◆ What this task involves ◆
Copy each line in the data that includes the word "period".

start Records to process

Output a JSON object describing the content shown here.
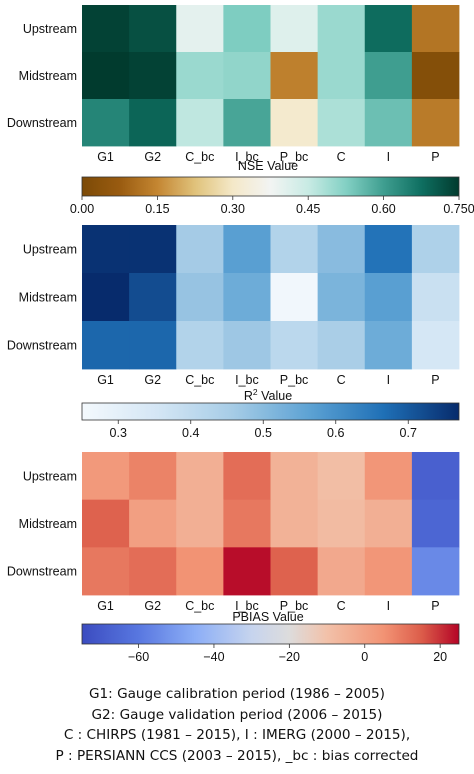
{
  "chart_data": [
    {
      "type": "heatmap",
      "title": "",
      "xlabel": "NSE Value",
      "colorbar_label": "NSE Value",
      "rows": [
        "Upstream",
        "Midstream",
        "Downstream"
      ],
      "columns": [
        "G1",
        "G2",
        "C_bc",
        "I_bc",
        "P_bc",
        "C",
        "I",
        "P"
      ],
      "values": [
        [
          0.74,
          0.72,
          0.4,
          0.53,
          0.41,
          0.5,
          0.68,
          0.12
        ],
        [
          0.75,
          0.74,
          0.5,
          0.51,
          0.14,
          0.5,
          0.6,
          0.02
        ],
        [
          0.64,
          0.69,
          0.46,
          0.59,
          0.31,
          0.48,
          0.55,
          0.13
        ]
      ],
      "colormap": "BrBG",
      "vmin": 0.0,
      "vmax": 0.75,
      "colorbar_ticks": [
        0.0,
        0.15,
        0.3,
        0.45,
        0.6,
        0.75
      ],
      "colorbar_tick_labels": [
        "0.00",
        "0.15",
        "0.30",
        "0.45",
        "0.60",
        "0.750"
      ]
    },
    {
      "type": "heatmap",
      "title": "",
      "xlabel": "R² Value",
      "xlabel_base": "R",
      "xlabel_superscript": "2",
      "xlabel_suffix": " Value",
      "rows": [
        "Upstream",
        "Midstream",
        "Downstream"
      ],
      "columns": [
        "G1",
        "G2",
        "C_bc",
        "I_bc",
        "P_bc",
        "C",
        "I",
        "P"
      ],
      "values": [
        [
          0.76,
          0.76,
          0.46,
          0.57,
          0.43,
          0.5,
          0.66,
          0.44
        ],
        [
          0.8,
          0.72,
          0.48,
          0.54,
          0.26,
          0.52,
          0.57,
          0.38
        ],
        [
          0.68,
          0.68,
          0.43,
          0.47,
          0.41,
          0.45,
          0.54,
          0.35
        ]
      ],
      "colormap": "Blues",
      "vmin": 0.25,
      "vmax": 0.77,
      "colorbar_ticks": [
        0.3,
        0.4,
        0.5,
        0.6,
        0.7
      ],
      "colorbar_tick_labels": [
        "0.3",
        "0.4",
        "0.5",
        "0.6",
        "0.7"
      ]
    },
    {
      "type": "heatmap",
      "title": "",
      "xlabel": "PBIAS Value",
      "rows": [
        "Upstream",
        "Midstream",
        "Downstream"
      ],
      "columns": [
        "G1",
        "G2",
        "C_bc",
        "I_bc",
        "P_bc",
        "C",
        "I",
        "P"
      ],
      "values": [
        [
          3,
          8,
          -4,
          12,
          -5,
          -9,
          4,
          -68
        ],
        [
          14,
          1,
          -4,
          10,
          -5,
          -8,
          -4,
          -66
        ],
        [
          10,
          12,
          5,
          24,
          14,
          -2,
          4,
          -55
        ]
      ],
      "colormap": "coolwarm",
      "vmin": -75,
      "vmax": 25,
      "colorbar_ticks": [
        -60,
        -40,
        -20,
        0,
        20
      ],
      "colorbar_tick_labels": [
        "−60",
        "−40",
        "−20",
        "0",
        "20"
      ]
    }
  ],
  "notes": [
    "G1: Gauge calibration period (1986 – 2005)",
    "G2: Gauge validation period (2006 – 2015)",
    "C : CHIRPS (1981 – 2015), I : IMERG (2000 – 2015),",
    "P : PERSIANN CCS (2003 – 2015), _bc : bias corrected"
  ]
}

end Records to process

◆ Answer for the task ◆
    "G1: Gauge calibration period (1986 – 2005)",
    "G2: Gauge validation period (2006 – 2015)",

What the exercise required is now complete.